> STATED PROBLEM
Return the material word for word. Do not include the pictures.

> DATASET RECORDS
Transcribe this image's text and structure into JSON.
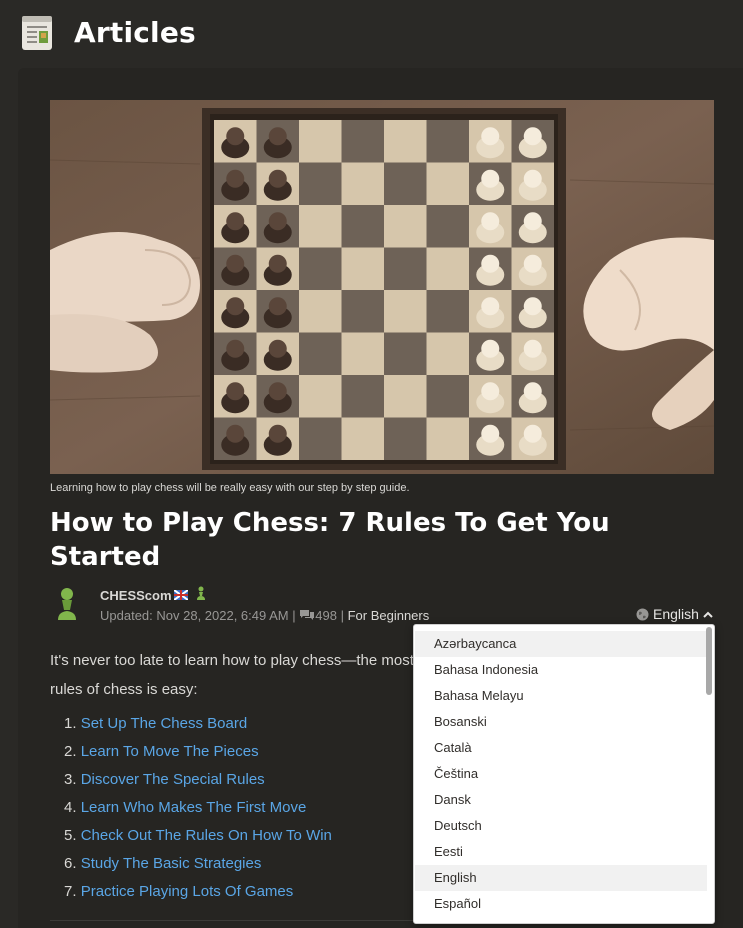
{
  "header": {
    "title": "Articles",
    "icon": "articles-icon"
  },
  "hero": {
    "caption": "Learning how to play chess will be really easy with our step by step guide."
  },
  "article": {
    "title": "How to Play Chess: 7 Rules To Get You Started",
    "author": "CHESScom",
    "author_badges": [
      "flag-icon",
      "pawn-icon"
    ],
    "updated": "Updated: Nov 28, 2022, 6:49 AM |",
    "comment_count": "498",
    "separator": "|",
    "category": "For Beginners",
    "intro_line1": "It's never too late to learn how to play chess—the most",
    "intro_line2": "rules of chess is easy:",
    "toc": [
      {
        "num": "1.",
        "label": "Set Up The Chess Board"
      },
      {
        "num": "2.",
        "label": "Learn To Move The Pieces"
      },
      {
        "num": "3.",
        "label": "Discover The Special Rules"
      },
      {
        "num": "4.",
        "label": "Learn Who Makes The First Move"
      },
      {
        "num": "5.",
        "label": "Check Out The Rules On How To Win"
      },
      {
        "num": "6.",
        "label": "Study The Basic Strategies"
      },
      {
        "num": "7.",
        "label": "Practice Playing Lots Of Games"
      }
    ]
  },
  "language": {
    "current": "English",
    "options": [
      "Azərbaycanca",
      "Bahasa Indonesia",
      "Bahasa Melayu",
      "Bosanski",
      "Català",
      "Čeština",
      "Dansk",
      "Deutsch",
      "Eesti",
      "English",
      "Español"
    ]
  },
  "colors": {
    "background": "#2a2926",
    "panel": "#262522",
    "link": "#5aa6e6",
    "accent_green": "#81b64c"
  }
}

> SOLUTION
Transcribe this image's text and structure into JSON.
{
  "header": {
    "title": "Articles",
    "icon": "articles-icon"
  },
  "hero": {
    "caption": "Learning how to play chess will be really easy with our step by step guide."
  },
  "article": {
    "title": "How to Play Chess: 7 Rules To Get You Started",
    "author": "CHESScom",
    "author_badges": [
      "flag-icon",
      "pawn-icon"
    ],
    "updated": "Updated: Nov 28, 2022, 6:49 AM |",
    "comment_count": "498",
    "separator": "|",
    "category": "For Beginners",
    "intro_line1": "It's never too late to learn how to play chess—the most",
    "intro_line2": "rules of chess is easy:",
    "toc": [
      {
        "num": "1.",
        "label": "Set Up The Chess Board"
      },
      {
        "num": "2.",
        "label": "Learn To Move The Pieces"
      },
      {
        "num": "3.",
        "label": "Discover The Special Rules"
      },
      {
        "num": "4.",
        "label": "Learn Who Makes The First Move"
      },
      {
        "num": "5.",
        "label": "Check Out The Rules On How To Win"
      },
      {
        "num": "6.",
        "label": "Study The Basic Strategies"
      },
      {
        "num": "7.",
        "label": "Practice Playing Lots Of Games"
      }
    ]
  },
  "language": {
    "current": "English",
    "options": [
      "Azərbaycanca",
      "Bahasa Indonesia",
      "Bahasa Melayu",
      "Bosanski",
      "Català",
      "Čeština",
      "Dansk",
      "Deutsch",
      "Eesti",
      "English",
      "Español"
    ]
  },
  "colors": {
    "background": "#2a2926",
    "panel": "#262522",
    "link": "#5aa6e6",
    "accent_green": "#81b64c"
  }
}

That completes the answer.